● EXERCISE REQUIREMENTS: Look for the string "PTFE" in every line, and copy each line that has it.

● Records about charts and figures:
- - -
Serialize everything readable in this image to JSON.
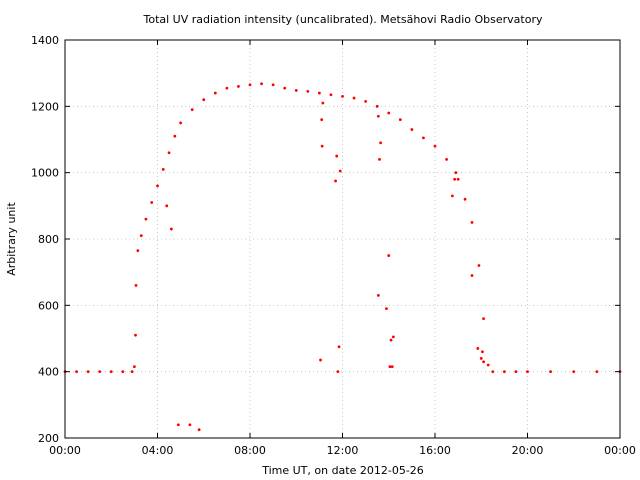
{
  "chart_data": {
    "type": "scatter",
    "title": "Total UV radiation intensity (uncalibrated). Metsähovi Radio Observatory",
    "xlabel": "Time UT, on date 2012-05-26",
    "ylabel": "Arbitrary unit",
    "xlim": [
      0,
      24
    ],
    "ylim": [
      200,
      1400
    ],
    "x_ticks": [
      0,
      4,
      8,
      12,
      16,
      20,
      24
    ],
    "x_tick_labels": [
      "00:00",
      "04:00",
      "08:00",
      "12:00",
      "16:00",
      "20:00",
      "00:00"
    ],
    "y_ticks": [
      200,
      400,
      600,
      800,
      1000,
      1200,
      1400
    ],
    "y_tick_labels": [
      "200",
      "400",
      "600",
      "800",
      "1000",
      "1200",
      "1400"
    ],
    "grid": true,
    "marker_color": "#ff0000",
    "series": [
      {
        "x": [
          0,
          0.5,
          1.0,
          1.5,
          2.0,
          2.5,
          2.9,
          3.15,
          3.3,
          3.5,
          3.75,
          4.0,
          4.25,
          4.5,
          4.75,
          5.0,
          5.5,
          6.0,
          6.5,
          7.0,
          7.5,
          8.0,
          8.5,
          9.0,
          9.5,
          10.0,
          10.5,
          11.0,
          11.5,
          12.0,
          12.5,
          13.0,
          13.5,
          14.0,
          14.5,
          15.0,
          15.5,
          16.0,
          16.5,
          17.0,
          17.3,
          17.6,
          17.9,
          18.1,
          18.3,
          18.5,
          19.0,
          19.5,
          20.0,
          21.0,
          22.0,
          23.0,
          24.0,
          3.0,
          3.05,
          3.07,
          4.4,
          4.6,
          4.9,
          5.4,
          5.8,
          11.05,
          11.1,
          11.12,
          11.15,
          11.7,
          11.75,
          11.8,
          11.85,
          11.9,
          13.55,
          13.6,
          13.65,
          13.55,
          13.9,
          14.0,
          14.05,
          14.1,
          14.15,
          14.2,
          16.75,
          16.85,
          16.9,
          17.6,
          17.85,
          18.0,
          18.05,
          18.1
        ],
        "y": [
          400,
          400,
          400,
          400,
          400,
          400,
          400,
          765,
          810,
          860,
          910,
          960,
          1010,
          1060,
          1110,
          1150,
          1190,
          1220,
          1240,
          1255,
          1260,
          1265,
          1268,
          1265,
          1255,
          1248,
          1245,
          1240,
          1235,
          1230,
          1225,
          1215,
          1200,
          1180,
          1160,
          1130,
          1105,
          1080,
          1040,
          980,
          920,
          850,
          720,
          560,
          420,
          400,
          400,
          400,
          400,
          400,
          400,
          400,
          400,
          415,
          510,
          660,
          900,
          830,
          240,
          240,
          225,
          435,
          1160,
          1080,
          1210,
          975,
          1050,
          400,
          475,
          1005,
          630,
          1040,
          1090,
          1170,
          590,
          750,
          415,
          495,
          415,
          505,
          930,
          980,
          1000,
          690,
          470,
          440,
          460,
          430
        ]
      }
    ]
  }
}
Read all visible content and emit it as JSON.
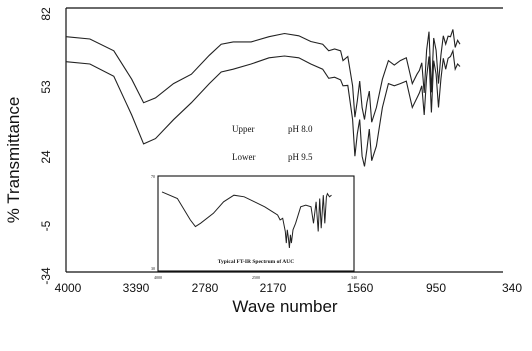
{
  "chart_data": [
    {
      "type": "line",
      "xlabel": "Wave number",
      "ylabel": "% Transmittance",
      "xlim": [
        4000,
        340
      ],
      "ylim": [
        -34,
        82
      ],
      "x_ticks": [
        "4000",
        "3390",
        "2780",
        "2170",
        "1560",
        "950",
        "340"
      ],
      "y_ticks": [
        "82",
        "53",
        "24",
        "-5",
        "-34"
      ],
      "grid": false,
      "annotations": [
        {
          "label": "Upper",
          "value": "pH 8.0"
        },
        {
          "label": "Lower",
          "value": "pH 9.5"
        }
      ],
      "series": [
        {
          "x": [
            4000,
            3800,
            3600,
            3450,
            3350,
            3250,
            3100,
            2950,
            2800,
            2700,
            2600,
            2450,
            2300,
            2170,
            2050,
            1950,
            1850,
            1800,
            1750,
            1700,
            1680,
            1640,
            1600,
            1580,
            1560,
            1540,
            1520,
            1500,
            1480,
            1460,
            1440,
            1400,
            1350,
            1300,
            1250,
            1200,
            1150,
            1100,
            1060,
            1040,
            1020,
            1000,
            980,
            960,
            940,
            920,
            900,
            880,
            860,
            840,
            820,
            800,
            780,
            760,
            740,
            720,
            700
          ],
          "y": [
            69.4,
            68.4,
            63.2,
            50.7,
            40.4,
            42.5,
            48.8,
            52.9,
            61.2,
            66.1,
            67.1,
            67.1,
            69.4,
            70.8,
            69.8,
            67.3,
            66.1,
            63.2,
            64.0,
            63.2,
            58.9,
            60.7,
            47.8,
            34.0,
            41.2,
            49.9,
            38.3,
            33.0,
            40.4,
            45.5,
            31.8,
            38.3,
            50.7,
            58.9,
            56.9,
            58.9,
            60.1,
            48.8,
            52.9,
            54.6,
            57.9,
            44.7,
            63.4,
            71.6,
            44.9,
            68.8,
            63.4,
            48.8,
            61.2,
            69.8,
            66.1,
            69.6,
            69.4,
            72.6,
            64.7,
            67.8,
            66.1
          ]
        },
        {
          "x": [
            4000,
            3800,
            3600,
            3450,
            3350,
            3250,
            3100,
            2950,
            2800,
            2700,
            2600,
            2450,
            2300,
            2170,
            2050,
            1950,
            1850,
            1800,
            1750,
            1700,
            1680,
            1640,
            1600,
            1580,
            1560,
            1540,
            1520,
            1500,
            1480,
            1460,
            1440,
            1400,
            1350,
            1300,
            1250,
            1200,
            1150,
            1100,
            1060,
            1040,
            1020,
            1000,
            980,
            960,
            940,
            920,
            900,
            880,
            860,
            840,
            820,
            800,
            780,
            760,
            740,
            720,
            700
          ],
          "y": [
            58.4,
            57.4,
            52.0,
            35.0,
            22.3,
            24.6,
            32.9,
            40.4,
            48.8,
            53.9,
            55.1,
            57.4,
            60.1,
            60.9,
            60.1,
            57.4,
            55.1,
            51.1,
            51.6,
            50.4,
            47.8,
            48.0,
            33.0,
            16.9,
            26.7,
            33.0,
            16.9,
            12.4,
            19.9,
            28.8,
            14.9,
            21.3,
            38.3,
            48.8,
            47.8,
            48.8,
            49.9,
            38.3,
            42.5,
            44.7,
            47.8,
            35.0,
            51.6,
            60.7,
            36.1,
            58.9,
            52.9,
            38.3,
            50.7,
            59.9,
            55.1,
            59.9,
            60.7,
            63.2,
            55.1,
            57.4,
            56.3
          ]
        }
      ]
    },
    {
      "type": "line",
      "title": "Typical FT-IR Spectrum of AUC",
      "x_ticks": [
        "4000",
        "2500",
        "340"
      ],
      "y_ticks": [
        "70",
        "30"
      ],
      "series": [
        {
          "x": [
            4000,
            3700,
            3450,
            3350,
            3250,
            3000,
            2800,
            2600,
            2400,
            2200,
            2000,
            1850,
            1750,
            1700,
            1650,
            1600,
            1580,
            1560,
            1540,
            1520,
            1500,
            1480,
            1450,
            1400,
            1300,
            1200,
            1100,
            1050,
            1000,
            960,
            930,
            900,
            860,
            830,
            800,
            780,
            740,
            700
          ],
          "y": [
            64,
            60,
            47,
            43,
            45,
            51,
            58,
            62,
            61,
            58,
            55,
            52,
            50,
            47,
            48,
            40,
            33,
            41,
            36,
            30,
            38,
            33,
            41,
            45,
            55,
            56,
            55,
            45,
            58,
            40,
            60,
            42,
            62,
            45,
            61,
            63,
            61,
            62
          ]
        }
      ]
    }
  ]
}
- - -
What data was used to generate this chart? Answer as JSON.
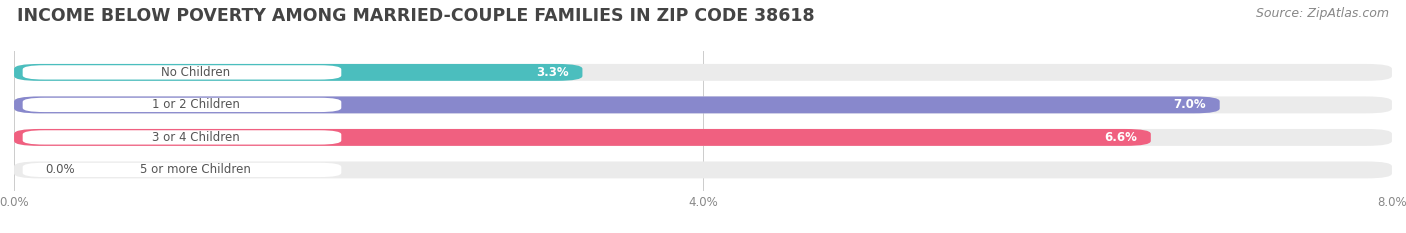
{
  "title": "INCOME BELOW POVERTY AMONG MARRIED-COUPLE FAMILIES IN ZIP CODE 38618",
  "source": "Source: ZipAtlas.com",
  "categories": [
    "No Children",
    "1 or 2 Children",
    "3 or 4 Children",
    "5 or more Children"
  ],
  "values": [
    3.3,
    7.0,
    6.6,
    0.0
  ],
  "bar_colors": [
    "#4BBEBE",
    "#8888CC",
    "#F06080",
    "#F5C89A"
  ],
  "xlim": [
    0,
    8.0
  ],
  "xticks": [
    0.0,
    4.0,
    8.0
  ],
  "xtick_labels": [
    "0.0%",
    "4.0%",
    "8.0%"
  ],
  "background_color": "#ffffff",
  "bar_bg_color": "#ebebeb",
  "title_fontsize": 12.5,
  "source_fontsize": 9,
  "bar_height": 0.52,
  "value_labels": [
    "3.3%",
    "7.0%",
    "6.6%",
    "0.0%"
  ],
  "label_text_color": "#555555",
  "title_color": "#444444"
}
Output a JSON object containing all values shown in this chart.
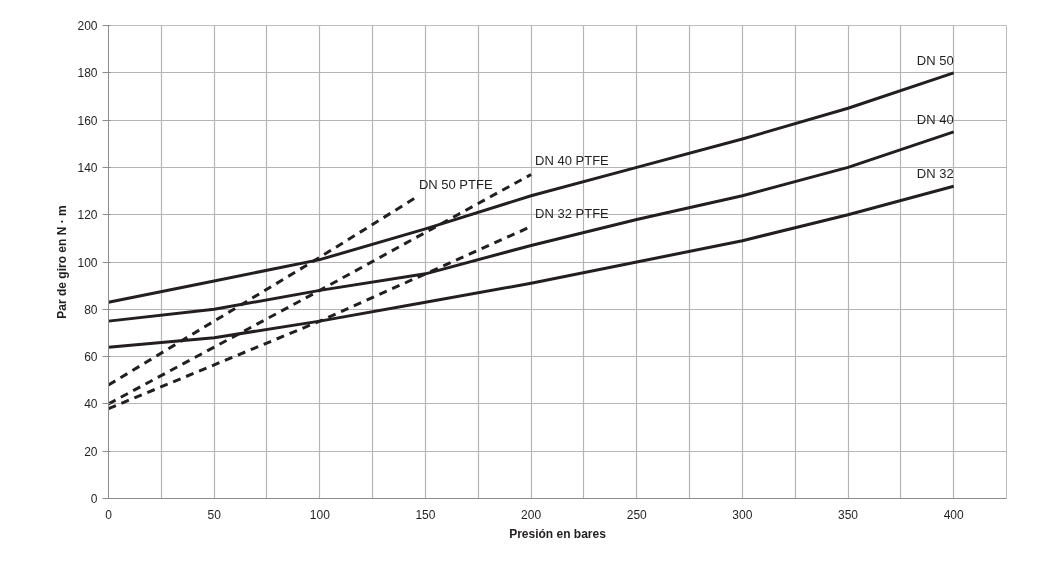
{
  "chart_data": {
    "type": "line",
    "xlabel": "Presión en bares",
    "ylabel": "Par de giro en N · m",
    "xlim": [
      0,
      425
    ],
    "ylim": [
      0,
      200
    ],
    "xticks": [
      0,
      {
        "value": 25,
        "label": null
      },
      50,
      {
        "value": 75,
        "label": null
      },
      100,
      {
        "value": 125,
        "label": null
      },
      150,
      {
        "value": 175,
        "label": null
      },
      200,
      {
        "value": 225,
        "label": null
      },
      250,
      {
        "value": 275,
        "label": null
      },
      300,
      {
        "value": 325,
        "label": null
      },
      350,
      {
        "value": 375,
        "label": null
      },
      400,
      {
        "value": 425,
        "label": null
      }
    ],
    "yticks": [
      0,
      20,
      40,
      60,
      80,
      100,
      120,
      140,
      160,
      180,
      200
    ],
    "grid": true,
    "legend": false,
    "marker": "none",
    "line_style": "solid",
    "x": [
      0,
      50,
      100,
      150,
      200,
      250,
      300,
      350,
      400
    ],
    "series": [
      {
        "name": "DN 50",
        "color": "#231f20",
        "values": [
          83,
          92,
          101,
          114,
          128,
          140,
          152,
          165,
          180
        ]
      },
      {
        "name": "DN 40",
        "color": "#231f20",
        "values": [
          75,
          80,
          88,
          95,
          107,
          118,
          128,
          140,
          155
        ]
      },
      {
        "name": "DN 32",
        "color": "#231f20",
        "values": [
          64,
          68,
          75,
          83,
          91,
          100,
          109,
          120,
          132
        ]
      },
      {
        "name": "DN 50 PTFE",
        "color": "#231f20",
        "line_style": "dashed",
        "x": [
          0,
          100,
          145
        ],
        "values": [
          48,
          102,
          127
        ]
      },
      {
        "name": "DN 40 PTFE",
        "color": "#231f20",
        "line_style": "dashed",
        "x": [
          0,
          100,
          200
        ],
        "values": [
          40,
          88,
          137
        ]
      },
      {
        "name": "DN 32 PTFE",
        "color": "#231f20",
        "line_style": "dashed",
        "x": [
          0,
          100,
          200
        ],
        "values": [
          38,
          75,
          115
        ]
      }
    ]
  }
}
- - -
● TASK OUTPUT:
        "name": "DN 50 PTFE",
        "name": "DN 40 PTFE",
        "name": "DN 32 PTFE",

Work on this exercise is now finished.